OBJECTIVE:
In the data, extract each line that holds the string "тематике".

STORED RECORDS:

────────────────────────────────────────

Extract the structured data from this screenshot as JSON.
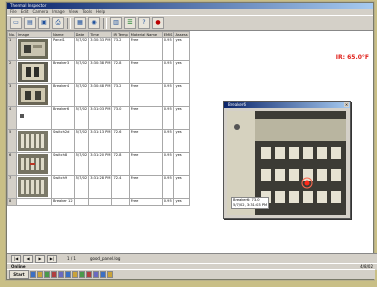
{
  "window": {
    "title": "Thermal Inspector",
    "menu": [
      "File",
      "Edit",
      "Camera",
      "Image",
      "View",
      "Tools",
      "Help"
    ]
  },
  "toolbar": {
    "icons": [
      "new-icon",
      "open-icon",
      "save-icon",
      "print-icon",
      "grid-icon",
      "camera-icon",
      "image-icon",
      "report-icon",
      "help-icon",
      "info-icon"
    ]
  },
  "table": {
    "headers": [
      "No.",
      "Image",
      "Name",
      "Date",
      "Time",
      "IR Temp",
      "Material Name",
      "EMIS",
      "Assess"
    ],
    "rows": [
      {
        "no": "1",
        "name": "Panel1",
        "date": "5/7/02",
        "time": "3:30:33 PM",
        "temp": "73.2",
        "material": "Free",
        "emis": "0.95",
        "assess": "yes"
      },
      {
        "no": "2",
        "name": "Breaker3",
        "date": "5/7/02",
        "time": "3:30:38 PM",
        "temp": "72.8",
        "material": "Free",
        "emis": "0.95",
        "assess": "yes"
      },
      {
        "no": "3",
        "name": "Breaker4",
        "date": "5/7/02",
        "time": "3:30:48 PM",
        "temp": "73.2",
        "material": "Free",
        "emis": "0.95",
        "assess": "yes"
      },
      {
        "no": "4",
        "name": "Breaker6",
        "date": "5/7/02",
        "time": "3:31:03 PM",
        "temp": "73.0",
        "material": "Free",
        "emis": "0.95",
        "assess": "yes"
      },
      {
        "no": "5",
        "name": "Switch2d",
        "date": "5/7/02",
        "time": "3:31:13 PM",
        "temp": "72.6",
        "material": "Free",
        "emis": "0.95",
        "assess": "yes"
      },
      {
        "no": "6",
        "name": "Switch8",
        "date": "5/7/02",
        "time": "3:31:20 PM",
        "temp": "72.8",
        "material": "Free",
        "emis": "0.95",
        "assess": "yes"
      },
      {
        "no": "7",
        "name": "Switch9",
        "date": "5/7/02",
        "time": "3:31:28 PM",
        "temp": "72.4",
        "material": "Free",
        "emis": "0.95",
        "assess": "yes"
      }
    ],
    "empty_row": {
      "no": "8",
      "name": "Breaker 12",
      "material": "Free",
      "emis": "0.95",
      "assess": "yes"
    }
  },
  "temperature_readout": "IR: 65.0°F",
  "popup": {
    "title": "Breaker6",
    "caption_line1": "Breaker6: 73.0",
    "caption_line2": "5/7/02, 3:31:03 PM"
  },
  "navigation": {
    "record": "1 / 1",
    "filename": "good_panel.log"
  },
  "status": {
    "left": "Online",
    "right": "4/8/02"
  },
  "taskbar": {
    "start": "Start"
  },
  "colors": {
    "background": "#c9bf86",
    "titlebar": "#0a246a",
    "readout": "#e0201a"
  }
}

────────────────────────────────────────

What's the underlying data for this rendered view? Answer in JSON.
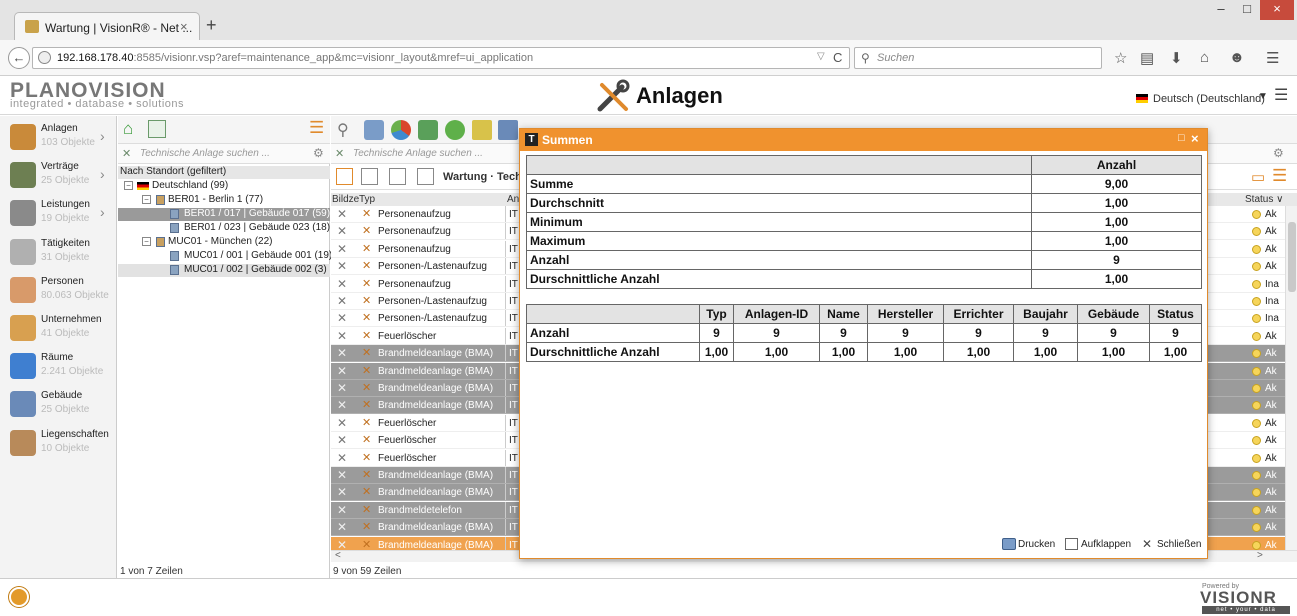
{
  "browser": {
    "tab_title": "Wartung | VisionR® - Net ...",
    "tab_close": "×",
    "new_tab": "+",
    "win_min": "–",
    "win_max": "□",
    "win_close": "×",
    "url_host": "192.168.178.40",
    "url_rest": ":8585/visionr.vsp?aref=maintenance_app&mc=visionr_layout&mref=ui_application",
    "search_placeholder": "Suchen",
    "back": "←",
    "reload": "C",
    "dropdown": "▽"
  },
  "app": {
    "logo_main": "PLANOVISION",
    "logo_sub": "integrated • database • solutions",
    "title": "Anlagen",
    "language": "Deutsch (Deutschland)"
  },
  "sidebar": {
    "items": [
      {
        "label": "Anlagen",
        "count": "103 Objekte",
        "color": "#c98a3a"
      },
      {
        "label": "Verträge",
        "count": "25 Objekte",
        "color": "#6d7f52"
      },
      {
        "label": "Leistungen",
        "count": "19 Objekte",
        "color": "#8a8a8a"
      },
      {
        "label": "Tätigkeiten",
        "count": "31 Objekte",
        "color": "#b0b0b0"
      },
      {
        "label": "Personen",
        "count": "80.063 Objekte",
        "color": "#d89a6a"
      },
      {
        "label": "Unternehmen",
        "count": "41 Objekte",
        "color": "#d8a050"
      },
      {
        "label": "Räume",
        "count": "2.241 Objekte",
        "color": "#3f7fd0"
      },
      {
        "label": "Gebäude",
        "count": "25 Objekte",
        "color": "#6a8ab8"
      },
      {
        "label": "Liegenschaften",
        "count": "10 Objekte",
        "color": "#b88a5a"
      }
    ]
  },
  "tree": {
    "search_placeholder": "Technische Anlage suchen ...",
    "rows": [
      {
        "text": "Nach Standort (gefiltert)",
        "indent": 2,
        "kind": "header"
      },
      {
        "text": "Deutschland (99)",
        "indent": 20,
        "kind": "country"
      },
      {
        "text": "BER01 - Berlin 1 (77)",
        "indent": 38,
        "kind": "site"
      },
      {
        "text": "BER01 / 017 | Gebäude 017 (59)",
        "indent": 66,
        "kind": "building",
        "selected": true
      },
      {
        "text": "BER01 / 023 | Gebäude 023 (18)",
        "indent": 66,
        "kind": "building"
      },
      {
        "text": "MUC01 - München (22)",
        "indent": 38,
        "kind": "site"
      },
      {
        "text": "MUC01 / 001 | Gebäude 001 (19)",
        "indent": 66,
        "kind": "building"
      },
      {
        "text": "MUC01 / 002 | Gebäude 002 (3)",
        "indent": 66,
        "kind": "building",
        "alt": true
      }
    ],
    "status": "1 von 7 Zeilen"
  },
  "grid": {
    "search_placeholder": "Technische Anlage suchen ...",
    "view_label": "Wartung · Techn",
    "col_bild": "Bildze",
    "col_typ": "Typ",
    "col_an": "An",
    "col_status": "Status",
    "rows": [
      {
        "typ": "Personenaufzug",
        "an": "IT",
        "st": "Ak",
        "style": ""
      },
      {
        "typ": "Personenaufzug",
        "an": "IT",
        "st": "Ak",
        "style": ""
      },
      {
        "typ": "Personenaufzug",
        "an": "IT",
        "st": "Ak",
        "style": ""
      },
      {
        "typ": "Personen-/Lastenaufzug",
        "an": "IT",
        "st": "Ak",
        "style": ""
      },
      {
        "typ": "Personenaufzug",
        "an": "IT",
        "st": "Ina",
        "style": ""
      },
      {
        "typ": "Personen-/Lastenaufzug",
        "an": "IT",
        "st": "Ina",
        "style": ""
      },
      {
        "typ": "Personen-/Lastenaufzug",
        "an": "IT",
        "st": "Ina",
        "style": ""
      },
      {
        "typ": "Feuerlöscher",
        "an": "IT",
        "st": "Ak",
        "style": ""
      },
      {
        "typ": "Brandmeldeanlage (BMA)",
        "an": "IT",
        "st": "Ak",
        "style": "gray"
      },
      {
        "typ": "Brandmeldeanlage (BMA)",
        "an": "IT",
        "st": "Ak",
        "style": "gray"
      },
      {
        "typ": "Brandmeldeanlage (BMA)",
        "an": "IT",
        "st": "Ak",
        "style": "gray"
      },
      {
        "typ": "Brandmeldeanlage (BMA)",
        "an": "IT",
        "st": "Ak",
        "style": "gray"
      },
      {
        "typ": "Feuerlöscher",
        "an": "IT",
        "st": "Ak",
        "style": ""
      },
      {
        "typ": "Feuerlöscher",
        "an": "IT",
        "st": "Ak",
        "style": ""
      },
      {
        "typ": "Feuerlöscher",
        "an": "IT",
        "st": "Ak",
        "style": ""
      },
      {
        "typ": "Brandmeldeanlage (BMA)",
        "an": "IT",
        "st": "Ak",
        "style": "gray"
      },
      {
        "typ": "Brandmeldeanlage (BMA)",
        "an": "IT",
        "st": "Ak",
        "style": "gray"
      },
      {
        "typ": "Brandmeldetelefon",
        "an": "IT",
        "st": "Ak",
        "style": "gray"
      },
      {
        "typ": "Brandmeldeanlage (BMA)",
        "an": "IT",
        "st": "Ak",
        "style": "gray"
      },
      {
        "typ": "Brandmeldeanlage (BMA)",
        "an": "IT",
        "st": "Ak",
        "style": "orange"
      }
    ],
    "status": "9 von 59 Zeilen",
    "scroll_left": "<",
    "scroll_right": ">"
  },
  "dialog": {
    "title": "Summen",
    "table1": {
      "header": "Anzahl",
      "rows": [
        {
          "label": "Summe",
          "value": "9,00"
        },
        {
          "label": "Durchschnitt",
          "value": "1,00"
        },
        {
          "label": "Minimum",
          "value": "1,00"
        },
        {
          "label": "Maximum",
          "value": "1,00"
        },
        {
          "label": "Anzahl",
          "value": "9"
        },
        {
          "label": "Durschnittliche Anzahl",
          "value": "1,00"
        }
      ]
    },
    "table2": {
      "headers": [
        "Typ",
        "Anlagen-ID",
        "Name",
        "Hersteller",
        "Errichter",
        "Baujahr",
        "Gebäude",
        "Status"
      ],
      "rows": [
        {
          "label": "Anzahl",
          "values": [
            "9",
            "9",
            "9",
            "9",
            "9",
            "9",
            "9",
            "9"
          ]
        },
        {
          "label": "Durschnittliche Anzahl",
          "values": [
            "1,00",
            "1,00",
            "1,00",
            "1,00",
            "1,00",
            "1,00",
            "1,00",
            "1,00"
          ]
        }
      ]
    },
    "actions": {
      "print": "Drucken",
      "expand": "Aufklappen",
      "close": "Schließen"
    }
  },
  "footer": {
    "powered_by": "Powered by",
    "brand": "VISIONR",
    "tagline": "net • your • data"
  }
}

────────────────────────────────────────

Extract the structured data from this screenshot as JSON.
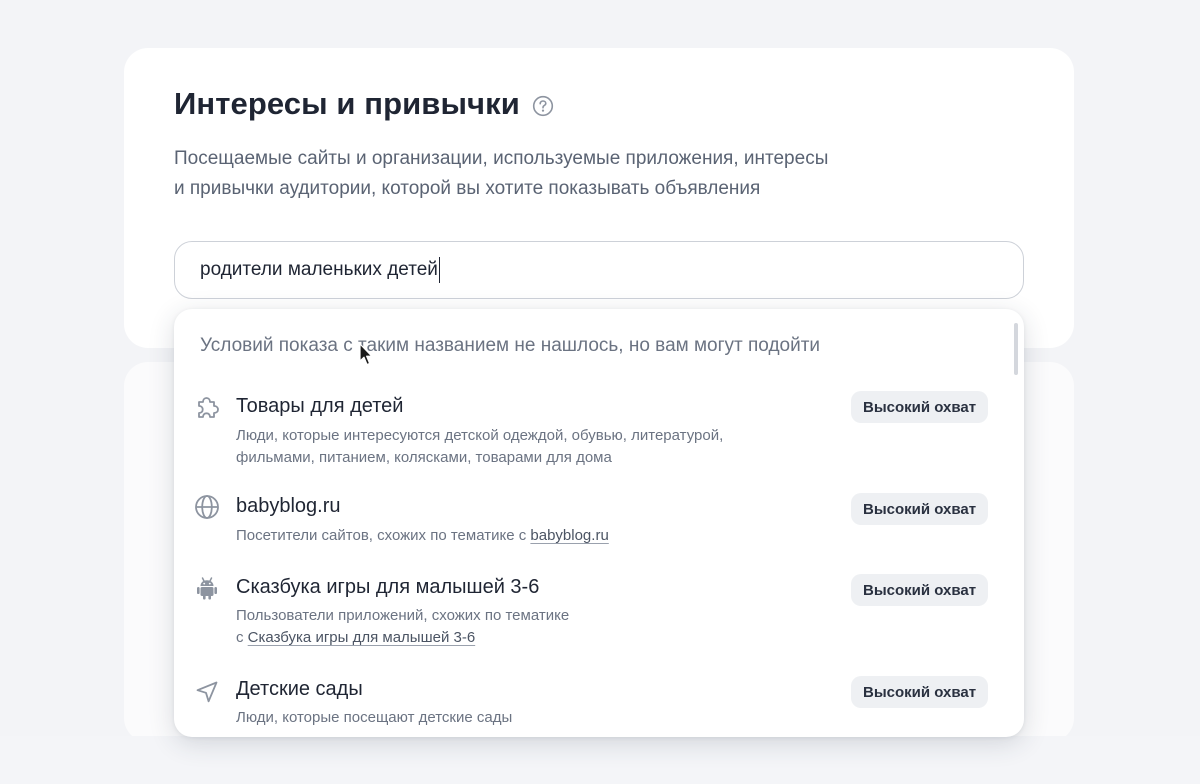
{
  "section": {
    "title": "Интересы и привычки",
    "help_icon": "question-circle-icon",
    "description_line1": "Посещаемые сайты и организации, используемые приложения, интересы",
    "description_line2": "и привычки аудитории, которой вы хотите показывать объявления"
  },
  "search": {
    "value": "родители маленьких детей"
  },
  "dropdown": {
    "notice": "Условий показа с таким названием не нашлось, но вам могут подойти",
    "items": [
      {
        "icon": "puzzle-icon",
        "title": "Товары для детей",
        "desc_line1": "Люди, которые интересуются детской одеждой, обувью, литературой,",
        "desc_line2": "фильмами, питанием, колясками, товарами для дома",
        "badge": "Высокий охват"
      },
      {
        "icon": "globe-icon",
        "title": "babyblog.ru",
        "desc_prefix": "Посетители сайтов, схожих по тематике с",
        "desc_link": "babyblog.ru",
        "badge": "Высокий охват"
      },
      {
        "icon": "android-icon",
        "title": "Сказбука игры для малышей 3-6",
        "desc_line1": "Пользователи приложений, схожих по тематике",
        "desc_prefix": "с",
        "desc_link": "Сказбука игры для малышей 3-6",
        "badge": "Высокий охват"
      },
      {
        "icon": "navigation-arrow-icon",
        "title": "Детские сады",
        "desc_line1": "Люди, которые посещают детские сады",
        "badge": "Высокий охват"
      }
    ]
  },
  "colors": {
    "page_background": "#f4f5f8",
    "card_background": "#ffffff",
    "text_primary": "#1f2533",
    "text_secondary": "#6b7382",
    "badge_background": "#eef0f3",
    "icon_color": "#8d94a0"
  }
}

────────────────────────────────────────

RESULT FOR THIS EXERCISE:
        "desc_prefix": "Посетители сайтов, схожих по тематике с",
        "desc_line1": "Пользователи приложений, схожих по тематике",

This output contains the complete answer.